Start Data supplied
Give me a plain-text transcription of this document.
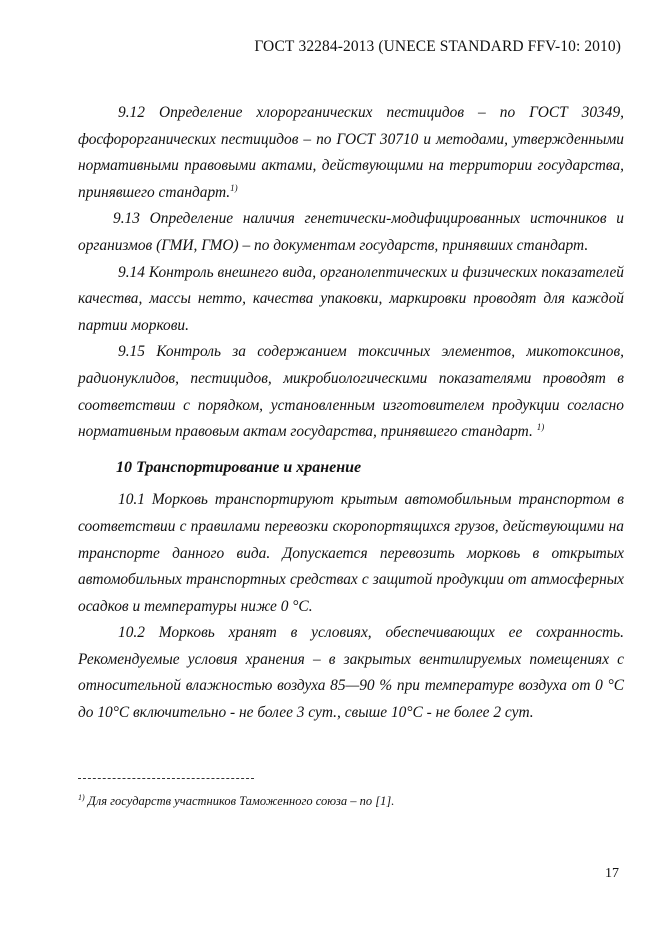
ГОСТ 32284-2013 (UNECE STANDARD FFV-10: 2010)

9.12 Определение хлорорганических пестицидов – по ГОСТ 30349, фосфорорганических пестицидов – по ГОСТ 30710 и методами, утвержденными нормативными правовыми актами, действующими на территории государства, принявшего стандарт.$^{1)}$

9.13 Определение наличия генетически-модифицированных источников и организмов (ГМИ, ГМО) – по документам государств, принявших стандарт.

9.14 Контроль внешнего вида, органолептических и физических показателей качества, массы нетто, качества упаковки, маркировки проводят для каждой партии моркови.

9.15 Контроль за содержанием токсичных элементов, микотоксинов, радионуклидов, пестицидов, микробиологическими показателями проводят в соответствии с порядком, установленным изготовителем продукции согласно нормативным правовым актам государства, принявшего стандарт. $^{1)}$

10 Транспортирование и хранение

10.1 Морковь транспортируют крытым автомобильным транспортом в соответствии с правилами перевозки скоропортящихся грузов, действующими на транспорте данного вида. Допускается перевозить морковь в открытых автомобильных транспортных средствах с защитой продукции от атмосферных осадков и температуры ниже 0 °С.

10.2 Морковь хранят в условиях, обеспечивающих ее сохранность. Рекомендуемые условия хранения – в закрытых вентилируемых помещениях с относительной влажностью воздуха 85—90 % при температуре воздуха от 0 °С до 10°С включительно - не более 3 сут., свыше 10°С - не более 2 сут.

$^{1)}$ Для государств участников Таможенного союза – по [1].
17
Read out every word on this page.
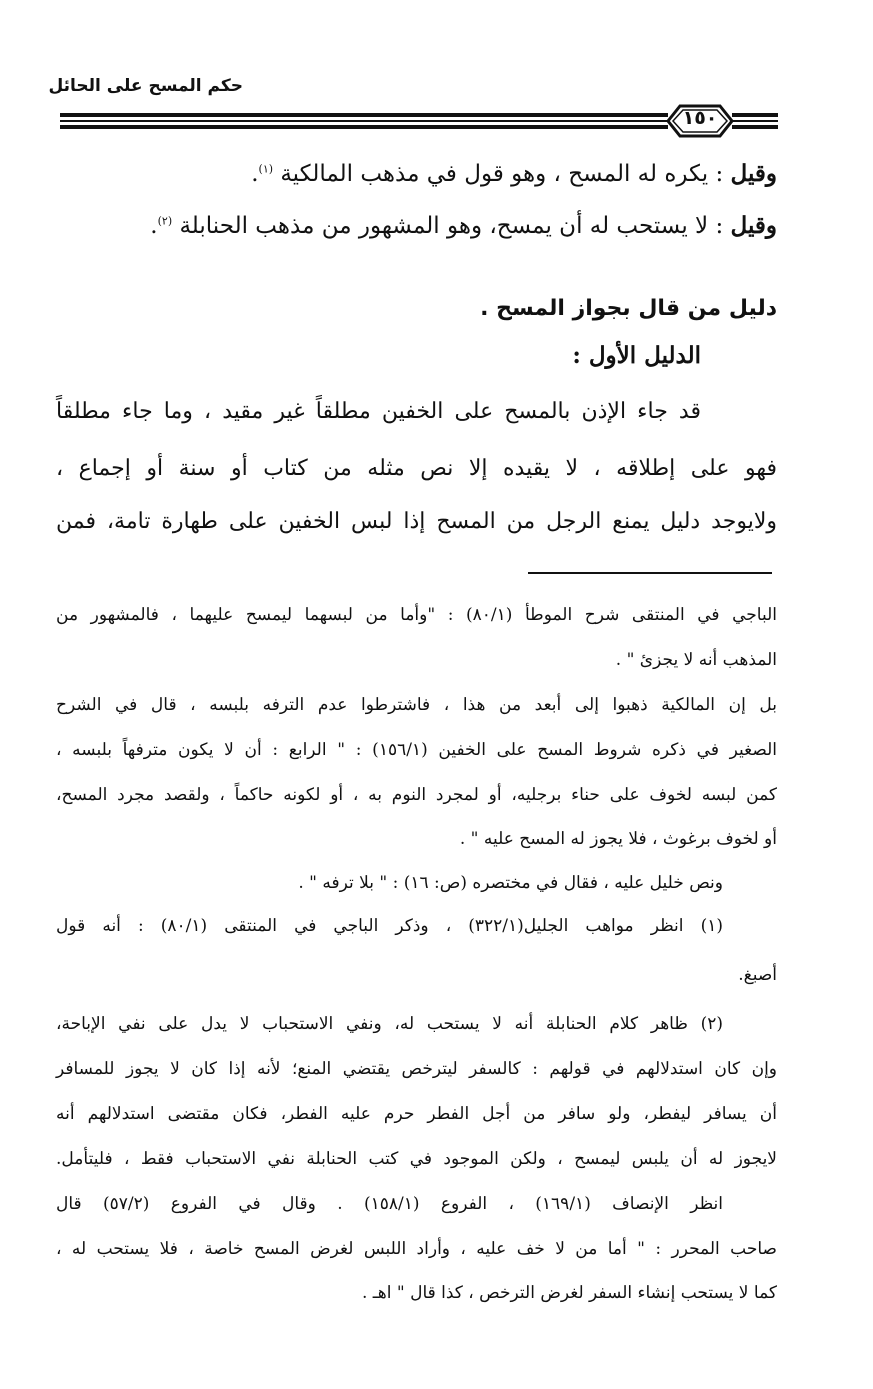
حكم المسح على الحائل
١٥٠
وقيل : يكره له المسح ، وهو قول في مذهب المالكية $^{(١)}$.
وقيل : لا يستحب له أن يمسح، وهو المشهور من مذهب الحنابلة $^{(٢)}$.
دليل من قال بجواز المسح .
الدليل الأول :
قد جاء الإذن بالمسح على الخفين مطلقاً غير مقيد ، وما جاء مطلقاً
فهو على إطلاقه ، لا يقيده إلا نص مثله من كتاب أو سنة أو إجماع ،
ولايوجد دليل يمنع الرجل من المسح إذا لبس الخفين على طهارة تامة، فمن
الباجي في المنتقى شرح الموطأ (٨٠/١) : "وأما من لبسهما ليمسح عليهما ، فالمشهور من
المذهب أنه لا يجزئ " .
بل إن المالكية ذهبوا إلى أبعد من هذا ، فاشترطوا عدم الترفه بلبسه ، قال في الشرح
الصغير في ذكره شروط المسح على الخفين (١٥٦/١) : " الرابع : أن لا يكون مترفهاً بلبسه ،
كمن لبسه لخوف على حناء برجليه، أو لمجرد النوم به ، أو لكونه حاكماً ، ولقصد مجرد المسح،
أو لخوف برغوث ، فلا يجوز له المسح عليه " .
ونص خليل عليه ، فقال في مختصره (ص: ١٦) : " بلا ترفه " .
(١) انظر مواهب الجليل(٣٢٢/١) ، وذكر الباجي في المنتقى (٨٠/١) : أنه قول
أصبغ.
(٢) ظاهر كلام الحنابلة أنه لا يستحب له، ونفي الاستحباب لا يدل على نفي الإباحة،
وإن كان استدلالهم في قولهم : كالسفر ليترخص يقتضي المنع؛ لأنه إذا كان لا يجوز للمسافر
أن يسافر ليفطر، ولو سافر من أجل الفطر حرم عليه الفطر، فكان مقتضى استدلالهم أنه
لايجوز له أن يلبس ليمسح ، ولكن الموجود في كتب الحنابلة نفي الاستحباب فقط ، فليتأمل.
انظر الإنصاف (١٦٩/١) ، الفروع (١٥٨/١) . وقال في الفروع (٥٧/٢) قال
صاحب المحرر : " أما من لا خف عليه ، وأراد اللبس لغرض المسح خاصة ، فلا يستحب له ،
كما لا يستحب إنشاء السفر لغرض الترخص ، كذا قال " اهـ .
End Data supplied
Required task | Quote the records in their entirety, keeping the wording exact and excluding pictures.

Result for this task |
Give me a plain-text transcription of this document.
ГОСТ 32284-2013 (UNECE STANDARD FFV-10: 2010)

9.12 Определение хлорорганических пестицидов – по ГОСТ 30349, фосфорорганических пестицидов – по ГОСТ 30710 и методами, утвержденными нормативными правовыми актами, действующими на территории государства, принявшего стандарт.$^{1)}$

9.13 Определение наличия генетически-модифицированных источников и организмов (ГМИ, ГМО) – по документам государств, принявших стандарт.

9.14 Контроль внешнего вида, органолептических и физических показателей качества, массы нетто, качества упаковки, маркировки проводят для каждой партии моркови.

9.15 Контроль за содержанием токсичных элементов, микотоксинов, радионуклидов, пестицидов, микробиологическими показателями проводят в соответствии с порядком, установленным изготовителем продукции согласно нормативным правовым актам государства, принявшего стандарт. $^{1)}$

10 Транспортирование и хранение

10.1 Морковь транспортируют крытым автомобильным транспортом в соответствии с правилами перевозки скоропортящихся грузов, действующими на транспорте данного вида. Допускается перевозить морковь в открытых автомобильных транспортных средствах с защитой продукции от атмосферных осадков и температуры ниже 0 °С.

10.2 Морковь хранят в условиях, обеспечивающих ее сохранность. Рекомендуемые условия хранения – в закрытых вентилируемых помещениях с относительной влажностью воздуха 85—90 % при температуре воздуха от 0 °С до 10°С включительно - не более 3 сут., свыше 10°С - не более 2 сут.

$^{1)}$ Для государств участников Таможенного союза – по [1].
17
Read out every word on this page.
حكم المسح على الحائل
١٥٠
وقيل : يكره له المسح ، وهو قول في مذهب المالكية $^{(١)}$.
وقيل : لا يستحب له أن يمسح، وهو المشهور من مذهب الحنابلة $^{(٢)}$.
دليل من قال بجواز المسح .
الدليل الأول :
قد جاء الإذن بالمسح على الخفين مطلقاً غير مقيد ، وما جاء مطلقاً
فهو على إطلاقه ، لا يقيده إلا نص مثله من كتاب أو سنة أو إجماع ،
ولايوجد دليل يمنع الرجل من المسح إذا لبس الخفين على طهارة تامة، فمن
الباجي في المنتقى شرح الموطأ (٨٠/١) : "وأما من لبسهما ليمسح عليهما ، فالمشهور من
المذهب أنه لا يجزئ " .
بل إن المالكية ذهبوا إلى أبعد من هذا ، فاشترطوا عدم الترفه بلبسه ، قال في الشرح
الصغير في ذكره شروط المسح على الخفين (١٥٦/١) : " الرابع : أن لا يكون مترفهاً بلبسه ،
كمن لبسه لخوف على حناء برجليه، أو لمجرد النوم به ، أو لكونه حاكماً ، ولقصد مجرد المسح،
أو لخوف برغوث ، فلا يجوز له المسح عليه " .
ونص خليل عليه ، فقال في مختصره (ص: ١٦) : " بلا ترفه " .
(١) انظر مواهب الجليل(٣٢٢/١) ، وذكر الباجي في المنتقى (٨٠/١) : أنه قول
أصبغ.
(٢) ظاهر كلام الحنابلة أنه لا يستحب له، ونفي الاستحباب لا يدل على نفي الإباحة،
وإن كان استدلالهم في قولهم : كالسفر ليترخص يقتضي المنع؛ لأنه إذا كان لا يجوز للمسافر
أن يسافر ليفطر، ولو سافر من أجل الفطر حرم عليه الفطر، فكان مقتضى استدلالهم أنه
لايجوز له أن يلبس ليمسح ، ولكن الموجود في كتب الحنابلة نفي الاستحباب فقط ، فليتأمل.
انظر الإنصاف (١٦٩/١) ، الفروع (١٥٨/١) . وقال في الفروع (٥٧/٢) قال
صاحب المحرر : " أما من لا خف عليه ، وأراد اللبس لغرض المسح خاصة ، فلا يستحب له ،
كما لا يستحب إنشاء السفر لغرض الترخص ، كذا قال " اهـ .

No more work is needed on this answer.